** Begin **

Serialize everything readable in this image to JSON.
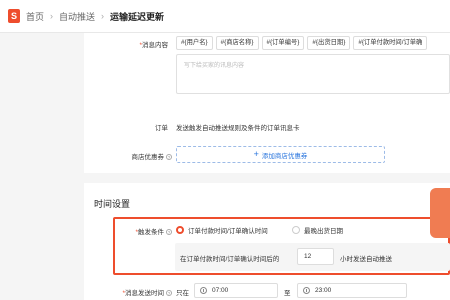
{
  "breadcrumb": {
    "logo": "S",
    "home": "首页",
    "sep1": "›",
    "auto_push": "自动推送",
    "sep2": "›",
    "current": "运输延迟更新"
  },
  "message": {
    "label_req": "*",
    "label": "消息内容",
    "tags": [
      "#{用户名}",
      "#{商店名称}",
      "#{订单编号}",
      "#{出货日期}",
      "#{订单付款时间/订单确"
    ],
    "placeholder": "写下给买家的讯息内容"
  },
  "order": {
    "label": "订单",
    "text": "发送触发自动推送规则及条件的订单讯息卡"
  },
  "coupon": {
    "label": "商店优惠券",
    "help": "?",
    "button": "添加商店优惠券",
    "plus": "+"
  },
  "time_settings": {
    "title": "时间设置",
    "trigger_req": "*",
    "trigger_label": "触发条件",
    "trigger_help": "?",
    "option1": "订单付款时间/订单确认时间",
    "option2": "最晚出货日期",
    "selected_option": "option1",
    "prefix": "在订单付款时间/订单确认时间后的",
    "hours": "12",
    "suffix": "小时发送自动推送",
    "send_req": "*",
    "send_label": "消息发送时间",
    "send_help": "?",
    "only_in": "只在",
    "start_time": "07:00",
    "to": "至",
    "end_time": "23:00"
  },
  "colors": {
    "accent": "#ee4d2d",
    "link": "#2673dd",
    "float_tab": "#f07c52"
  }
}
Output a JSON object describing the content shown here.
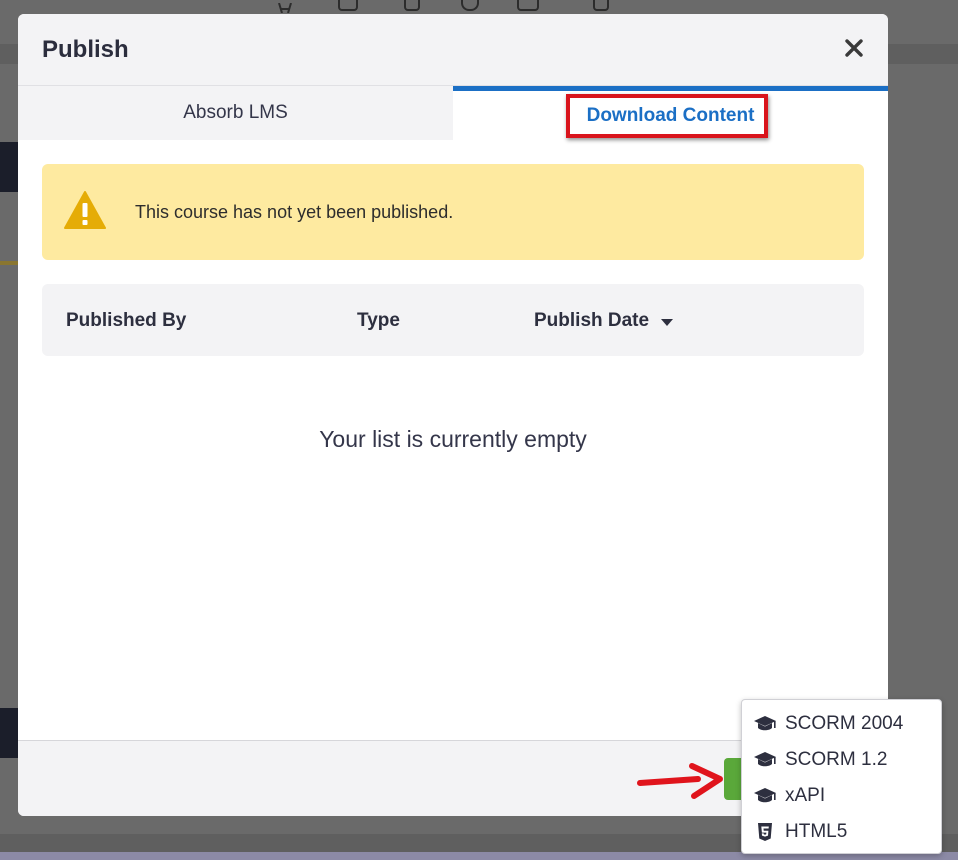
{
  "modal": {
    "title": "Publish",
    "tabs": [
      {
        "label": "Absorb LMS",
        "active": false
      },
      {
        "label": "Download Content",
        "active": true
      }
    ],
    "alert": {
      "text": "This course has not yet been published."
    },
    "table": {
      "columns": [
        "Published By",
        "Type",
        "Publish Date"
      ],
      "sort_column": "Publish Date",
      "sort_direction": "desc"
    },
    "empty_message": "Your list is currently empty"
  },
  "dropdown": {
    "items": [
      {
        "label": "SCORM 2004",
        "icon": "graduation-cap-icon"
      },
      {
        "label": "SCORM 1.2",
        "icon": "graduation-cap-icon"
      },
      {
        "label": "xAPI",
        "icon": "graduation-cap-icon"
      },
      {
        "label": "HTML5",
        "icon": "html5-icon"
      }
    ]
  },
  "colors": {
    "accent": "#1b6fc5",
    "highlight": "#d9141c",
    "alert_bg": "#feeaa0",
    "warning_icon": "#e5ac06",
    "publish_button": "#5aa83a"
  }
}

** End **
** Begin **

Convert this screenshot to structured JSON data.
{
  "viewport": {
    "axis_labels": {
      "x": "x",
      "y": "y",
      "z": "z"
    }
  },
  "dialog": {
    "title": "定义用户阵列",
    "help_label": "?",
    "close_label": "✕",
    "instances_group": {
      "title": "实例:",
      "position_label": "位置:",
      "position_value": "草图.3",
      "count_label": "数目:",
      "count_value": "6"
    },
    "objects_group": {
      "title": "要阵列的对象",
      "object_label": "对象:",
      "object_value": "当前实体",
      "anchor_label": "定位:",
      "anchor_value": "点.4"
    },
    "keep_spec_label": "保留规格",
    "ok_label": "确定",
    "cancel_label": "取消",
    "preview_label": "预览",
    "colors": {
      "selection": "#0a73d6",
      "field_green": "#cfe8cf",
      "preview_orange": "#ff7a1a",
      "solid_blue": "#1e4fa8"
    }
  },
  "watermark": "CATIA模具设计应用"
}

** End **

**Problem requirements:**
Select the lines that carry the string "Date" and copy them.

**Exercise solution:**
        "Publish Date"
      "sort_column": "Publish Date",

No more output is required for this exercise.